Dataset items —
——

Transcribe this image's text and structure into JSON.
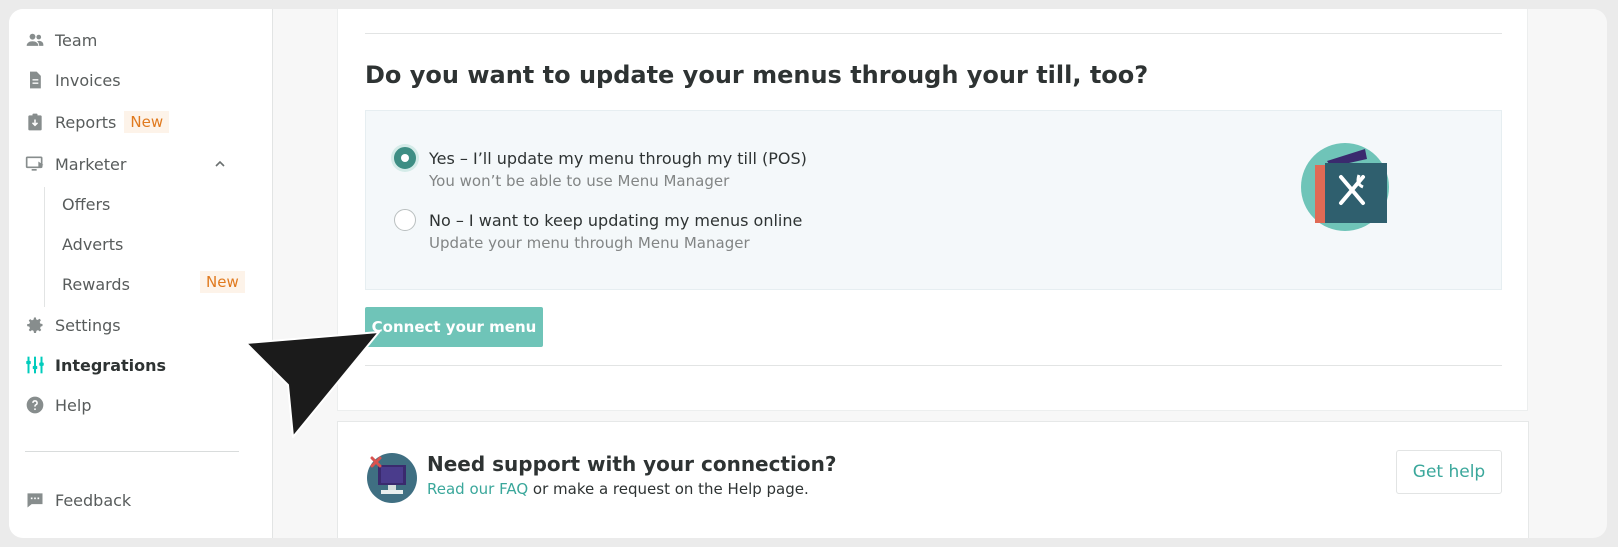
{
  "sidebar": {
    "items": [
      {
        "label": "Team",
        "icon": "team-icon"
      },
      {
        "label": "Invoices",
        "icon": "invoice-icon"
      },
      {
        "label": "Reports",
        "icon": "reports-icon",
        "badge": "New"
      },
      {
        "label": "Marketer",
        "icon": "marketer-icon"
      },
      {
        "label": "Settings",
        "icon": "gear-icon"
      },
      {
        "label": "Integrations",
        "icon": "integrations-icon",
        "active": true
      },
      {
        "label": "Help",
        "icon": "help-icon"
      },
      {
        "label": "Feedback",
        "icon": "feedback-icon"
      }
    ],
    "marketer_sub": [
      {
        "label": "Offers"
      },
      {
        "label": "Adverts"
      },
      {
        "label": "Rewards",
        "badge": "New"
      }
    ]
  },
  "main": {
    "question": "Do you want to update your menus through your till, too?",
    "options": [
      {
        "label": "Yes – I’ll update my menu through my till (POS)",
        "sub": "You won’t be able to use Menu Manager",
        "checked": true
      },
      {
        "label": "No – I want to keep updating my menus online",
        "sub": "Update your menu through Menu Manager",
        "checked": false
      }
    ],
    "connect_button": "Connect your menu"
  },
  "support": {
    "title": "Need support with your connection?",
    "link_text": "Read our FAQ",
    "rest_text": " or make a request on the Help page.",
    "button": "Get help"
  },
  "colors": {
    "accent": "#6fc4b8",
    "link": "#3aa79b",
    "badge": "#e07a1f"
  }
}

——

Work instructions —
Restate the records word for word, omitting images.

Result —
Transcribe this image's text and structure into JSON.
{
  "sidebar": {
    "items": [
      {
        "label": "Team",
        "icon": "team-icon"
      },
      {
        "label": "Invoices",
        "icon": "invoice-icon"
      },
      {
        "label": "Reports",
        "icon": "reports-icon",
        "badge": "New"
      },
      {
        "label": "Marketer",
        "icon": "marketer-icon"
      },
      {
        "label": "Settings",
        "icon": "gear-icon"
      },
      {
        "label": "Integrations",
        "icon": "integrations-icon",
        "active": true
      },
      {
        "label": "Help",
        "icon": "help-icon"
      },
      {
        "label": "Feedback",
        "icon": "feedback-icon"
      }
    ],
    "marketer_sub": [
      {
        "label": "Offers"
      },
      {
        "label": "Adverts"
      },
      {
        "label": "Rewards",
        "badge": "New"
      }
    ]
  },
  "main": {
    "question": "Do you want to update your menus through your till, too?",
    "options": [
      {
        "label": "Yes – I’ll update my menu through my till (POS)",
        "sub": "You won’t be able to use Menu Manager",
        "checked": true
      },
      {
        "label": "No – I want to keep updating my menus online",
        "sub": "Update your menu through Menu Manager",
        "checked": false
      }
    ],
    "connect_button": "Connect your menu"
  },
  "support": {
    "title": "Need support with your connection?",
    "link_text": "Read our FAQ",
    "rest_text": " or make a request on the Help page.",
    "button": "Get help"
  },
  "colors": {
    "accent": "#6fc4b8",
    "link": "#3aa79b",
    "badge": "#e07a1f"
  }
}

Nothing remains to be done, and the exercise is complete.